For Julie Enslow, fighting for a better, peaceful, justice-forward world has been a lifelong odyssey. She tries to live by the source-unknown quote, “Serving others is the rent we pay for taking up space on the planet.” As a peace activist and founding member of grassroots organization Peace Action of Wisconsin, Enslow has been involved in community organizing for more than half a century and remains a committed freedom fighter to this day. “One thing that’s always amazed me is how a human being will respond to an emergency situation and save the life of a complete stranger, putting their own totally at risk,” she affirms. “It’s an instinctive part of human nature to help others survive.”
Since its founding in the ‘90s, Peace Action of Wisconsin has advocated against U.S. war intervention and increased defense spending while supporting nuclear disarmament and the reinvestment into community needs and environmental protections—all from a nonviolent, anti-racist and gender-equal lens. Peace Action organized against the First Gulf War as well as the wars in Iraq and Afghanistan while currently mobilizing against war in Iran and providing weapons to Israel. The group has done substantial work around Palestinian human rights, Indigenous self-determination, labor movements, climate justice and mutual aid.
Originally from East Troy, Enslow grew up with progressive parents who instilled in her the value of service to the community and others from an early age. As a kid during McCarthyism, Enslow remembers when her family first got a TV set and watched the McCarthy hearings. “My dad couldn’t stand Joe McCarthy. That was my first political memory (laughs).”

══════

▶ Direction A:
Copy word for word the part of the Julie Enslow profile above, starting with "Since its founding" and going on through "and mutual aid.".

▶ Material shown:
══════

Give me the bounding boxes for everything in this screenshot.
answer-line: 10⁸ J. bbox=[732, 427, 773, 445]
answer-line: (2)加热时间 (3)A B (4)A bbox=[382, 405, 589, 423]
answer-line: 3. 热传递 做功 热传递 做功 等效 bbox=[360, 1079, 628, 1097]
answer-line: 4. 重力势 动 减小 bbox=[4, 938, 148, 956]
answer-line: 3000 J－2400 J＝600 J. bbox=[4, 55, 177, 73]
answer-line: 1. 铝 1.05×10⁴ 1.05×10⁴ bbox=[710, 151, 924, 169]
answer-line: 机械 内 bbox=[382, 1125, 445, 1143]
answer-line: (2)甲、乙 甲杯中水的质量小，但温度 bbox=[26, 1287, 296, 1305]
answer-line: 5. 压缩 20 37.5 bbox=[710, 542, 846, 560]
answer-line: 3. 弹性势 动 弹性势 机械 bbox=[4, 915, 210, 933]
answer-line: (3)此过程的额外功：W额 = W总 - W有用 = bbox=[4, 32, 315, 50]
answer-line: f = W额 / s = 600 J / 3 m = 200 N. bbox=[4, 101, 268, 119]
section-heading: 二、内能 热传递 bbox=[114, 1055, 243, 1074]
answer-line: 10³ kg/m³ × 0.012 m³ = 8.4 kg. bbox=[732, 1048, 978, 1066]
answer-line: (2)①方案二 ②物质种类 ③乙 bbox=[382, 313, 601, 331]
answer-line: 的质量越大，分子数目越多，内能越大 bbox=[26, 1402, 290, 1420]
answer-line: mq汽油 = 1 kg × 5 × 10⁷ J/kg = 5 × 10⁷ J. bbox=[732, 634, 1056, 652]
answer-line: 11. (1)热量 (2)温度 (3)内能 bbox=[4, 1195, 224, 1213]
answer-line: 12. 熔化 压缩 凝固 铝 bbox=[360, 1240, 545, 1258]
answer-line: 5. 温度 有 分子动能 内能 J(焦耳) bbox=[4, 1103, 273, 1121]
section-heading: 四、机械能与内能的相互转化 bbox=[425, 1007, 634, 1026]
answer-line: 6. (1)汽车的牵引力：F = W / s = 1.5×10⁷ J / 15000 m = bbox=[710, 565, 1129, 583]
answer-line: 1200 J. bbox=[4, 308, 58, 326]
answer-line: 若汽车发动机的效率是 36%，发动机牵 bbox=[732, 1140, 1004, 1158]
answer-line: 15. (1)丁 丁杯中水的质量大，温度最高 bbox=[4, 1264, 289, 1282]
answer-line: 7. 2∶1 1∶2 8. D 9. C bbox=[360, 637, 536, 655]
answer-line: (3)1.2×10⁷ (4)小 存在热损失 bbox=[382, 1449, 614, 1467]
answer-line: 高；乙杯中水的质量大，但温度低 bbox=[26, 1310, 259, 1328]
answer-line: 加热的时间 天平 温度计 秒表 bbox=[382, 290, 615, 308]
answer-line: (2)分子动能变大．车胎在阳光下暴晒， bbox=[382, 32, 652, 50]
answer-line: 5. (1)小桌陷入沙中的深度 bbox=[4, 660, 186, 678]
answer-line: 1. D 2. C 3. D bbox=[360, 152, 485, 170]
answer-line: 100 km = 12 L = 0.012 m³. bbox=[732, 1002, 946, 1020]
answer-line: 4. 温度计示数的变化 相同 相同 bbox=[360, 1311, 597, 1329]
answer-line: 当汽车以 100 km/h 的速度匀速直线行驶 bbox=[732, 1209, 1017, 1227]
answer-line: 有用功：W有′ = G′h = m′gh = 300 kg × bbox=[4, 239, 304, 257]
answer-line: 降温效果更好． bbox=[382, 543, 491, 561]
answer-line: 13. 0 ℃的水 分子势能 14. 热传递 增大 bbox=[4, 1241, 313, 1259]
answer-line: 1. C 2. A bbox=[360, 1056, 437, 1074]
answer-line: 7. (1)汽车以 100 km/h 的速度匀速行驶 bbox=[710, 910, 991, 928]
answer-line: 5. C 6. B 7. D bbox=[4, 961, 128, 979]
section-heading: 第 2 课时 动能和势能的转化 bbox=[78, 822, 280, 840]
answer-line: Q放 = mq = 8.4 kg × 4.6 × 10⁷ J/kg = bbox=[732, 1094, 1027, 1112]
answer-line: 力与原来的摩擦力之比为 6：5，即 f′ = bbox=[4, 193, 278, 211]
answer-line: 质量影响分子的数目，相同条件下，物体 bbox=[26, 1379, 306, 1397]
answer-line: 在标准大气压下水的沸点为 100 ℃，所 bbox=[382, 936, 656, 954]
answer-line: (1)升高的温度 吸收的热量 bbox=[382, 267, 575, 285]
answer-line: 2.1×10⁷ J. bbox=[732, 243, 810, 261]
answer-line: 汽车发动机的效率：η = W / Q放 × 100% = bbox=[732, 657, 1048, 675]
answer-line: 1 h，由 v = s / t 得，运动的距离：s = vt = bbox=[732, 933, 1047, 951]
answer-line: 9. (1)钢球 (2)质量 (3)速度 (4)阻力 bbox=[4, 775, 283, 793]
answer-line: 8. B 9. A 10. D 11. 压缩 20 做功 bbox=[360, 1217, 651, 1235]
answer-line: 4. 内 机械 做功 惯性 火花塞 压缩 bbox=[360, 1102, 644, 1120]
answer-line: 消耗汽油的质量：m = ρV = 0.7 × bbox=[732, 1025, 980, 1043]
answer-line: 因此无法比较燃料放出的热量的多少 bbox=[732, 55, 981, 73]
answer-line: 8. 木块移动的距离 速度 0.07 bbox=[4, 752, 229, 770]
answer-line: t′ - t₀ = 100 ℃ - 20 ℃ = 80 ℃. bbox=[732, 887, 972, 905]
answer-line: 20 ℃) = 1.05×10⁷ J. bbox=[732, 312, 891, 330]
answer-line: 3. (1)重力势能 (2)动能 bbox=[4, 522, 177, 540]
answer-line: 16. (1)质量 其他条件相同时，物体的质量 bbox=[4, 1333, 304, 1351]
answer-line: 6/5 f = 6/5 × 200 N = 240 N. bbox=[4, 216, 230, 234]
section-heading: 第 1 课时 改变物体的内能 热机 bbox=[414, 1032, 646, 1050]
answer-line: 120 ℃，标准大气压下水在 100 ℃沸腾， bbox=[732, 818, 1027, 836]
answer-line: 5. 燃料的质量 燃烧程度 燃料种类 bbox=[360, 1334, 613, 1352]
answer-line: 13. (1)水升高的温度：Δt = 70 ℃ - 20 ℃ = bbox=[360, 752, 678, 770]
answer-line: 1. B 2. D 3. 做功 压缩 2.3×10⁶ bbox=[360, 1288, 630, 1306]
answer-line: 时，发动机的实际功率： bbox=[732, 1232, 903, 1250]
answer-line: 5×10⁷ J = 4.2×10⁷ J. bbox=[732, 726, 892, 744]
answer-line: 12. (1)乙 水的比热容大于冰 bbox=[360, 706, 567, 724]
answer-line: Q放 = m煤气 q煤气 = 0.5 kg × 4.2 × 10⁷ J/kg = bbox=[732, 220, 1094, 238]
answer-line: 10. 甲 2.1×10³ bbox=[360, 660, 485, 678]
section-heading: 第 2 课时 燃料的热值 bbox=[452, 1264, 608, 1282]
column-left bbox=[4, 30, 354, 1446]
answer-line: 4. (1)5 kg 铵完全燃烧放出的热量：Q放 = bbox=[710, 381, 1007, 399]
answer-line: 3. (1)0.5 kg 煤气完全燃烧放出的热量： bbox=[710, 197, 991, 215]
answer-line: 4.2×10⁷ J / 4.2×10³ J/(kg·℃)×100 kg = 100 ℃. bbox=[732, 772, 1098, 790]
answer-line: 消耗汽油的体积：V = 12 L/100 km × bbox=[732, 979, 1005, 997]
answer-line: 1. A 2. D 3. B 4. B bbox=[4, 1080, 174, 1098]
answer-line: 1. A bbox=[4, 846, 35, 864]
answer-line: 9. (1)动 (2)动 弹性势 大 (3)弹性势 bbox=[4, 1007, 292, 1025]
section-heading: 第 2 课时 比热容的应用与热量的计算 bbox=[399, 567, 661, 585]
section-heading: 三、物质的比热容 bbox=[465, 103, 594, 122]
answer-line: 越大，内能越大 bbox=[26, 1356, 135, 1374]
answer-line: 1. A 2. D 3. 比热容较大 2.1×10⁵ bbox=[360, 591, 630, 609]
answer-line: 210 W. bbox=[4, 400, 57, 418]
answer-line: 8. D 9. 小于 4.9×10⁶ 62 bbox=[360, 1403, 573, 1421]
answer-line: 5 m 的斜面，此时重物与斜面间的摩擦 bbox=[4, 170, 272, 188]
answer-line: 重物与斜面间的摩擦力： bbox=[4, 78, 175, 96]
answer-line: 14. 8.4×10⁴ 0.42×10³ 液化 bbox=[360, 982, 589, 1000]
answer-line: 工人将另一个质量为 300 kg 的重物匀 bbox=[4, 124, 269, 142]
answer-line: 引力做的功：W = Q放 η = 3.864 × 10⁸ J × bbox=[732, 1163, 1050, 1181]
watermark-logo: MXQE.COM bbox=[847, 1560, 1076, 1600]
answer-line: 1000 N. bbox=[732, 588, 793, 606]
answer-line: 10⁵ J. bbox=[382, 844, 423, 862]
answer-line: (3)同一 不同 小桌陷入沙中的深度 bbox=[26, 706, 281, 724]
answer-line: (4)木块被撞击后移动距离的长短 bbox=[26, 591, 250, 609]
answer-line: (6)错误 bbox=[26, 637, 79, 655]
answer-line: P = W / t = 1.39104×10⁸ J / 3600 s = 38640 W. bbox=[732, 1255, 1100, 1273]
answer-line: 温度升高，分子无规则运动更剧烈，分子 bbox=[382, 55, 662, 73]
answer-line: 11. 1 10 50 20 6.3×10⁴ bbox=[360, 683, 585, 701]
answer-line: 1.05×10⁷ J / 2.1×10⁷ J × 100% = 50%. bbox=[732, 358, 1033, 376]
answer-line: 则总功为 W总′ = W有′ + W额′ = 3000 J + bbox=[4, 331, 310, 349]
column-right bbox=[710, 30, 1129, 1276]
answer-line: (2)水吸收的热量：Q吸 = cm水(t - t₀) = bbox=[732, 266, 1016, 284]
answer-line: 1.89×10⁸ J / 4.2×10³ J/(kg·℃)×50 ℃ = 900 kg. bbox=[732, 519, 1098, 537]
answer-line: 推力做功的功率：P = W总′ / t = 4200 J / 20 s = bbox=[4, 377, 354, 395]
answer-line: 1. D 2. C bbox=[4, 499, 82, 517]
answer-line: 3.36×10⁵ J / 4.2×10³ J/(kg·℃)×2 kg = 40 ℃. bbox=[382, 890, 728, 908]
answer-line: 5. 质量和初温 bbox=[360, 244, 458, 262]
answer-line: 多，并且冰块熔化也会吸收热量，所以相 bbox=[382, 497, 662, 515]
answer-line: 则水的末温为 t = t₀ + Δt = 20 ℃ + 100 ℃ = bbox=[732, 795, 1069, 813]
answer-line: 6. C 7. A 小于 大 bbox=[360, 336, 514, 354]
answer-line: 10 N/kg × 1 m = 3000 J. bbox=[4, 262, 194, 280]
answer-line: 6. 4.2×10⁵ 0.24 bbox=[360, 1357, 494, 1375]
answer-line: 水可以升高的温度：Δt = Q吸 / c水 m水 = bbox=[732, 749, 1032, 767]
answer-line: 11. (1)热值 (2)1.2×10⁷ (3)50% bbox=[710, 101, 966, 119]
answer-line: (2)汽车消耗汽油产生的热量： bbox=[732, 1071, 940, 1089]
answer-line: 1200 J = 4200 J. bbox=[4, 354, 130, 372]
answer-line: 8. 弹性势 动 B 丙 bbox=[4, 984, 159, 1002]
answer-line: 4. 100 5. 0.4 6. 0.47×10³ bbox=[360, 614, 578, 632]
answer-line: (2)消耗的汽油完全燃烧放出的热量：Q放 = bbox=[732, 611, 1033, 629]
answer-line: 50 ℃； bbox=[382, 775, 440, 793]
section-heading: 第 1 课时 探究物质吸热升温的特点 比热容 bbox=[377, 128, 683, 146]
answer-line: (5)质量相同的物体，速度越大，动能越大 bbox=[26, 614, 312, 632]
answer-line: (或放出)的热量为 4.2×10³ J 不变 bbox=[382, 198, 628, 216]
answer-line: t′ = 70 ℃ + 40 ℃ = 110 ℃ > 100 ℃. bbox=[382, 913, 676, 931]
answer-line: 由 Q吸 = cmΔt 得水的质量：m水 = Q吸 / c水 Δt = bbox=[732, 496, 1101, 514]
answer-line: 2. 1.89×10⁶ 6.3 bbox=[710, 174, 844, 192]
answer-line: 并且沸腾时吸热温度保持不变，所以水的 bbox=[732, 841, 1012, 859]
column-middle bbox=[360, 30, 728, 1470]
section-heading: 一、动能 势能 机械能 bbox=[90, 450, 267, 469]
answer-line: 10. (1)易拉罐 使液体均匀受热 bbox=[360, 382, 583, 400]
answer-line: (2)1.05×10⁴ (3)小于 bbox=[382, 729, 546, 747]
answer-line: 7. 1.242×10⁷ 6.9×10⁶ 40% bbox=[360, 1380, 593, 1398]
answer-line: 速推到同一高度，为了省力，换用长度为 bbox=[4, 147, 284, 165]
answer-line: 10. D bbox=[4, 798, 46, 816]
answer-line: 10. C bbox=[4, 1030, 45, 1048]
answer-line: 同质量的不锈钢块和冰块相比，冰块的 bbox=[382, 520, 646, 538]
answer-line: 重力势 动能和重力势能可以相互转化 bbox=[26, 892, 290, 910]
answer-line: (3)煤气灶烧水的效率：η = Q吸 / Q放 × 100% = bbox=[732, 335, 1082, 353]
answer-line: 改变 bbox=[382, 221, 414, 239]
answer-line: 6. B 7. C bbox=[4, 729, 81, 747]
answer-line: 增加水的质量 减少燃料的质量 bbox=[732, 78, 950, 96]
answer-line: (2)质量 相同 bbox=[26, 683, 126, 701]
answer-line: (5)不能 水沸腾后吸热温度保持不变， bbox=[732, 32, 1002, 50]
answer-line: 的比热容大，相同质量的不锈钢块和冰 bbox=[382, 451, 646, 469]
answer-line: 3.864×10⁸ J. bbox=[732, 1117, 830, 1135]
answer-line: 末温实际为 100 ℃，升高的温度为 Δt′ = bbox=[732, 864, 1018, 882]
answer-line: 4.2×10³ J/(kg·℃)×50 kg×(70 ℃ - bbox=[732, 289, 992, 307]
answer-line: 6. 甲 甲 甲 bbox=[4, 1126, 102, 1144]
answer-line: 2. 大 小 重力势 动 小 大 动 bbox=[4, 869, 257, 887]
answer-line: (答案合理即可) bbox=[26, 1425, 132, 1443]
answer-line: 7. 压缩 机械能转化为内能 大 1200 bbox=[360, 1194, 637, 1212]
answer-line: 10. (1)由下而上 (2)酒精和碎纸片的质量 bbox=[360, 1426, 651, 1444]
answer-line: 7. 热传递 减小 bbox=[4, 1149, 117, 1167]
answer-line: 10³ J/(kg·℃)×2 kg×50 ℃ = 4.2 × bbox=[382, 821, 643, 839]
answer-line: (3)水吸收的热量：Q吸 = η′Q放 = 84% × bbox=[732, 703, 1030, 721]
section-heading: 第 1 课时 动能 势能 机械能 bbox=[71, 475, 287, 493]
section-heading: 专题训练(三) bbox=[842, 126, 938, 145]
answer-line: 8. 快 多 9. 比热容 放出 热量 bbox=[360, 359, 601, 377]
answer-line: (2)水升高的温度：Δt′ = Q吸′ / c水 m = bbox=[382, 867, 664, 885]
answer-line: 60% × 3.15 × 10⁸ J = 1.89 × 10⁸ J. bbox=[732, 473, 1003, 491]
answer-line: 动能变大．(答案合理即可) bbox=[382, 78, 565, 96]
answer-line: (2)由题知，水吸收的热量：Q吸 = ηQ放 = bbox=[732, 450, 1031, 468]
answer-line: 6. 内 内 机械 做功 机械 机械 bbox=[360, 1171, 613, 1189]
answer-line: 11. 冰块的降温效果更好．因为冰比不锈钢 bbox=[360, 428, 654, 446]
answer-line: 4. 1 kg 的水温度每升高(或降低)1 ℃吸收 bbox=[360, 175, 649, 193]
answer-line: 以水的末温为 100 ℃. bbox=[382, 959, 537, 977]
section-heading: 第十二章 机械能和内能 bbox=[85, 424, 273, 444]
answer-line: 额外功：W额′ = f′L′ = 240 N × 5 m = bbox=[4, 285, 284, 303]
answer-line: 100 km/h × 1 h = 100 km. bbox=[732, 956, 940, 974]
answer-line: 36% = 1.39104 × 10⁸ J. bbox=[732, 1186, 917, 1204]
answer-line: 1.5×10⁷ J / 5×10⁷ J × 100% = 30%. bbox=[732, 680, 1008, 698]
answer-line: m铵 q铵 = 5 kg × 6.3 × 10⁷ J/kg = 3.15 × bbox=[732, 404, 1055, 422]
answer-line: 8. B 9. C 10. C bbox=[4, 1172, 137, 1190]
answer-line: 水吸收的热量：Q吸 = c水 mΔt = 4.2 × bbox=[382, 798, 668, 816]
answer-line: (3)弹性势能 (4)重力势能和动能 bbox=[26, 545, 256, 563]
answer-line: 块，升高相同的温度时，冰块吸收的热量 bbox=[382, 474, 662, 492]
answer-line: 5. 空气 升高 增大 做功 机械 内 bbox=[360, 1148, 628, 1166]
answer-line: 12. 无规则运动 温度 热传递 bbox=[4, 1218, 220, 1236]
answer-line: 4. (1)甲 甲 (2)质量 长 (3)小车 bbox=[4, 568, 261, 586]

══════

▶ Direction B:
Write out the lines of the records exactly, from the very first line of the records through the line that contains "answer-line: 10³ kg/m³", with both of those lines included.

▶ Exercise result A:
Since its founding in the ‘90s, Peace Action of Wisconsin has advocated against U.S. war intervention and increased defense spending while supporting nuclear disarmament and the reinvestment into community needs and environmental protections—all from a nonviolent, anti-racist and gender-equal lens. Peace Action organized against the First Gulf War as well as the wars in Iraq and Afghanistan while currently mobilizing against war in Iran and providing weapons to Israel. The group has done substantial work around Palestinian human rights, Indigenous self-determination, labor movements, climate justice and mutual aid.

▶ Exercise result B:
Give me the bounding boxes for everything in this screenshot.
answer-line: 10⁸ J. bbox=[732, 427, 773, 445]
answer-line: (2)加热时间 (3)A B (4)A bbox=[382, 405, 589, 423]
answer-line: 3. 热传递 做功 热传递 做功 等效 bbox=[360, 1079, 628, 1097]
answer-line: 4. 重力势 动 减小 bbox=[4, 938, 148, 956]
answer-line: 3000 J－2400 J＝600 J. bbox=[4, 55, 177, 73]
answer-line: 1. 铝 1.05×10⁴ 1.05×10⁴ bbox=[710, 151, 924, 169]
answer-line: 机械 内 bbox=[382, 1125, 445, 1143]
answer-line: (2)甲、乙 甲杯中水的质量小，但温度 bbox=[26, 1287, 296, 1305]
answer-line: 5. 压缩 20 37.5 bbox=[710, 542, 846, 560]
answer-line: 3. 弹性势 动 弹性势 机械 bbox=[4, 915, 210, 933]
answer-line: (3)此过程的额外功：W额 = W总 - W有用 = bbox=[4, 32, 315, 50]
answer-line: f = W额 / s = 600 J / 3 m = 200 N. bbox=[4, 101, 268, 119]
section-heading: 二、内能 热传递 bbox=[114, 1055, 243, 1074]
answer-line: 10³ kg/m³ × 0.012 m³ = 8.4 kg. bbox=[732, 1048, 978, 1066]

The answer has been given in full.